** SET PROBLEM **
Copy each line below in which the string "Watch" occurs.

** MATERIAL PROVIDED **
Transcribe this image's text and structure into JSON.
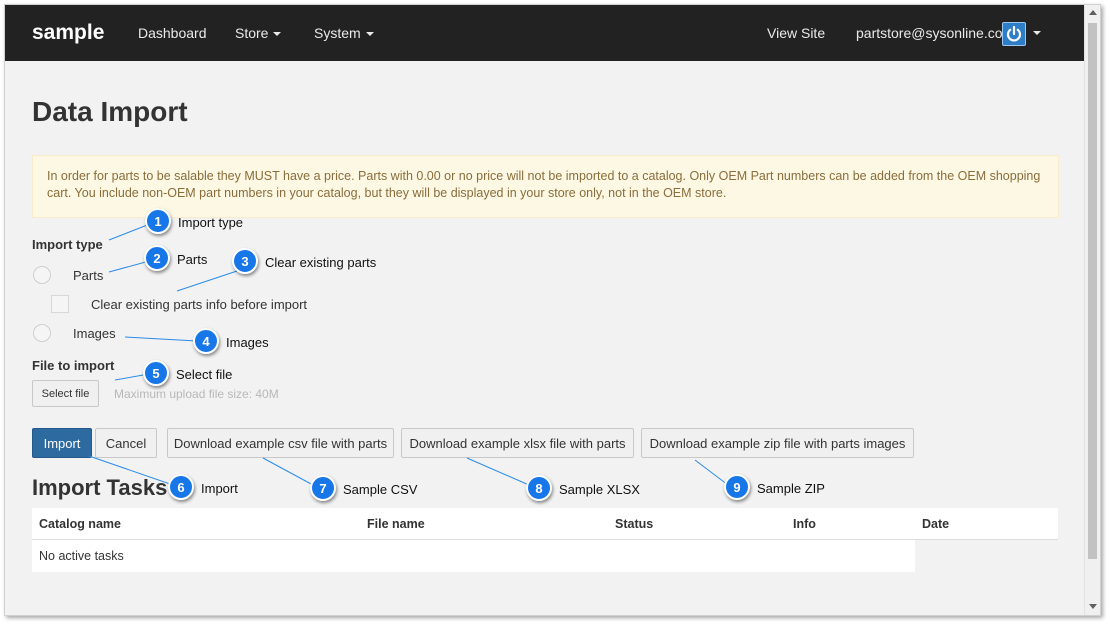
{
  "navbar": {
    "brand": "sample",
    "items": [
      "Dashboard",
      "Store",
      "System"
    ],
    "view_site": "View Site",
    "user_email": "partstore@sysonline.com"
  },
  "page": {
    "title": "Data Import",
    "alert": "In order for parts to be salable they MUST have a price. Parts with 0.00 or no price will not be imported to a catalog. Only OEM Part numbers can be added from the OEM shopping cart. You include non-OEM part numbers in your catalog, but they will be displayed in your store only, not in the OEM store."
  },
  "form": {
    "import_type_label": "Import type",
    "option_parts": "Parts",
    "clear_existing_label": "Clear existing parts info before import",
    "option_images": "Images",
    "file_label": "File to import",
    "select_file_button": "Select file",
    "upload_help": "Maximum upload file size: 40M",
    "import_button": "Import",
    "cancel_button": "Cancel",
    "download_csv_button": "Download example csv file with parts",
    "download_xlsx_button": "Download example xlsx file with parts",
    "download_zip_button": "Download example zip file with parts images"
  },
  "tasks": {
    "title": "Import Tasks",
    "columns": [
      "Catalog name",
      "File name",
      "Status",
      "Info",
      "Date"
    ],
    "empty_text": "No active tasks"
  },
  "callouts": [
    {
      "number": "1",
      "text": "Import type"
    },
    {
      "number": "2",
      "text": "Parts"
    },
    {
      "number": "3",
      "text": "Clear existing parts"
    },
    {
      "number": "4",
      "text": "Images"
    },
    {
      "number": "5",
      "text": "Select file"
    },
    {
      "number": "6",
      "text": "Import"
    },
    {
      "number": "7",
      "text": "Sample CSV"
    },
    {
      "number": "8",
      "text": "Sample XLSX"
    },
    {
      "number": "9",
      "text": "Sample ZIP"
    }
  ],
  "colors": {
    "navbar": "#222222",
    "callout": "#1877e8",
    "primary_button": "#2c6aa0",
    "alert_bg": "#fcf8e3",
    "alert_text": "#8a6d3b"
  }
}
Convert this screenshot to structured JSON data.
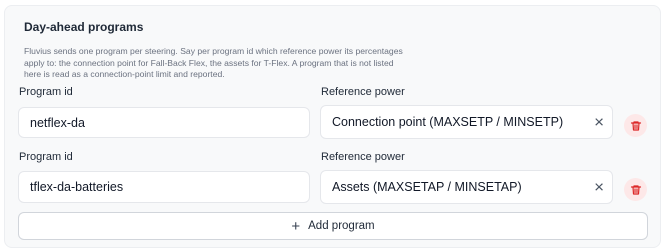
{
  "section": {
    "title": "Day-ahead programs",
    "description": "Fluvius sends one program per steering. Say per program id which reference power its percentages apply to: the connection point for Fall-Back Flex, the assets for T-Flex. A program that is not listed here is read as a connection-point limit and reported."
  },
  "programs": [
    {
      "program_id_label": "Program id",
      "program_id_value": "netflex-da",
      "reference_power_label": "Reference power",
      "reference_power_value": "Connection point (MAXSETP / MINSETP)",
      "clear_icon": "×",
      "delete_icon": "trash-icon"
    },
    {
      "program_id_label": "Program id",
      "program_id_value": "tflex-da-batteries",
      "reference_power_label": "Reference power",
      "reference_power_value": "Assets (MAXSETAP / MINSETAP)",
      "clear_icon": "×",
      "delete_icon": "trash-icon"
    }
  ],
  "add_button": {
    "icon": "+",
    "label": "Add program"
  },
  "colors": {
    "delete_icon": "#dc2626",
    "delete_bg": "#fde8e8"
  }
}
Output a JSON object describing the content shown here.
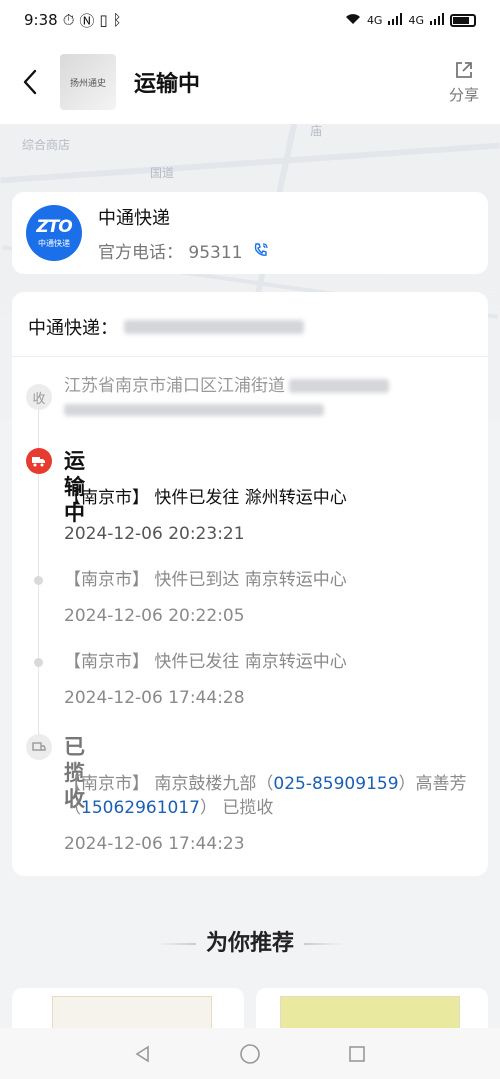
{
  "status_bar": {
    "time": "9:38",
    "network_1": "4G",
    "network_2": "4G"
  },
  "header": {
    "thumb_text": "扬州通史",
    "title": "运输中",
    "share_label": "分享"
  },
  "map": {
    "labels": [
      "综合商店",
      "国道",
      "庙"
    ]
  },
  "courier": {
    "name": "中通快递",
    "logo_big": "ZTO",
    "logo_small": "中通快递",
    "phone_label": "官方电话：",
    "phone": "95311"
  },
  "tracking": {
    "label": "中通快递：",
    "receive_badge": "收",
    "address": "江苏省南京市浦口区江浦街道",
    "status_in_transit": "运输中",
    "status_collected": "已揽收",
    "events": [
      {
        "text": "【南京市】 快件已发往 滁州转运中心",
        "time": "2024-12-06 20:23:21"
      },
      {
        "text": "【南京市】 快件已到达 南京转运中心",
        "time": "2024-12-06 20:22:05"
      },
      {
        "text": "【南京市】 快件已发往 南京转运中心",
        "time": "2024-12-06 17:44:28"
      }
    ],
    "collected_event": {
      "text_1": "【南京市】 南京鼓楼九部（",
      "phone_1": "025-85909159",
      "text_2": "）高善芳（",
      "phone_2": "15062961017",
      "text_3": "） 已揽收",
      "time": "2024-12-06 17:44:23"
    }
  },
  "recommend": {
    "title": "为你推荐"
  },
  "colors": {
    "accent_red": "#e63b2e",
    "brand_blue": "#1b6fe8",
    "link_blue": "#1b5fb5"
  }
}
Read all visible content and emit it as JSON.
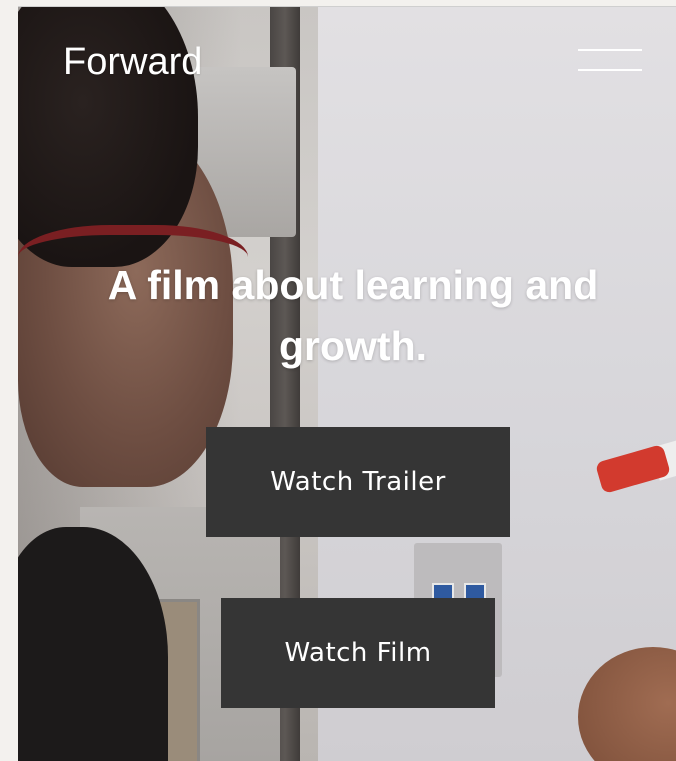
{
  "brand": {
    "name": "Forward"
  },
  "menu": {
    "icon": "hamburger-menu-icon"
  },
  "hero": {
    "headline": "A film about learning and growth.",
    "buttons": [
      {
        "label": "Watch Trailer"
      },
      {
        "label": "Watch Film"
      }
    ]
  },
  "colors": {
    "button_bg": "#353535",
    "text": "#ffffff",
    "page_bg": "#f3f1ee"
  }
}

==

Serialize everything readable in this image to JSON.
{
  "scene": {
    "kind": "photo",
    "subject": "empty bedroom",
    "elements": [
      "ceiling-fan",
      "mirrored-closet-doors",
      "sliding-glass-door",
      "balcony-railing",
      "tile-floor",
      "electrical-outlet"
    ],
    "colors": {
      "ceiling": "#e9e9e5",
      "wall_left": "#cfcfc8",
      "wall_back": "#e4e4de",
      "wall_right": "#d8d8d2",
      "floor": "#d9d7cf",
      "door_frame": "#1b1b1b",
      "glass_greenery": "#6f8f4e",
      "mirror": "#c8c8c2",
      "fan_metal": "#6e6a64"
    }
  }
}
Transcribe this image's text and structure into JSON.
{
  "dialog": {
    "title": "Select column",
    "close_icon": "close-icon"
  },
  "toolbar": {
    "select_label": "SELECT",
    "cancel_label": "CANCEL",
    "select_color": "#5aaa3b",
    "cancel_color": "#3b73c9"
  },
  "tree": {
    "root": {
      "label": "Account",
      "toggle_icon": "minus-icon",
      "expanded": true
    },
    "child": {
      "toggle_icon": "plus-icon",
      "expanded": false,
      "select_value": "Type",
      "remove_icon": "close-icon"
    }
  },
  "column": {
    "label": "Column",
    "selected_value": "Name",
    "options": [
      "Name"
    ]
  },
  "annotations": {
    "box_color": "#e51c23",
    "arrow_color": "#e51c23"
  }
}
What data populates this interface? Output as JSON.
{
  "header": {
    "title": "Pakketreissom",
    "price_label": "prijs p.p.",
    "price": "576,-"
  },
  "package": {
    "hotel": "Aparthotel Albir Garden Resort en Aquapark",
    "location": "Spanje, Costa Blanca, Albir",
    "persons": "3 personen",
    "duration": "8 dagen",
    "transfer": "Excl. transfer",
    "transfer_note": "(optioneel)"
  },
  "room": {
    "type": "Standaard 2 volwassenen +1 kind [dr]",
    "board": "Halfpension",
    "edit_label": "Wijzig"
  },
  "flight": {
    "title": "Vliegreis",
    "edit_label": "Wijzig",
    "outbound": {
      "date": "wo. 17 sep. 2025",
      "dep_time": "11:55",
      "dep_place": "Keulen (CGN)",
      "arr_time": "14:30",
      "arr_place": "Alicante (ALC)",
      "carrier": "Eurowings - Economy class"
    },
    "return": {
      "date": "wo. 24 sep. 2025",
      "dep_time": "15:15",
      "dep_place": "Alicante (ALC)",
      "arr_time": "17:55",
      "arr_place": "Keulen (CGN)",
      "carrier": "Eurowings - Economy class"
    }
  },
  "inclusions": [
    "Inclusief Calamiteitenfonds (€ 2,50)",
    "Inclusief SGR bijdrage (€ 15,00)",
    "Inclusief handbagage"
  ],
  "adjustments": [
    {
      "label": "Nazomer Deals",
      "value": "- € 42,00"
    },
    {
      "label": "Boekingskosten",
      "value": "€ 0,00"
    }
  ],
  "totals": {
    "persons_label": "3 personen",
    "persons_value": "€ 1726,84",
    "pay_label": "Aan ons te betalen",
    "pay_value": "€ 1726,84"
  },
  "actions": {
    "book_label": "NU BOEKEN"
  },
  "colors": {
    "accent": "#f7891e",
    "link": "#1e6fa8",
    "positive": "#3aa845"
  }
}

** RESPONSE TO THE TASK **
        "label": "Watch Trailer"
        "label": "Watch Film"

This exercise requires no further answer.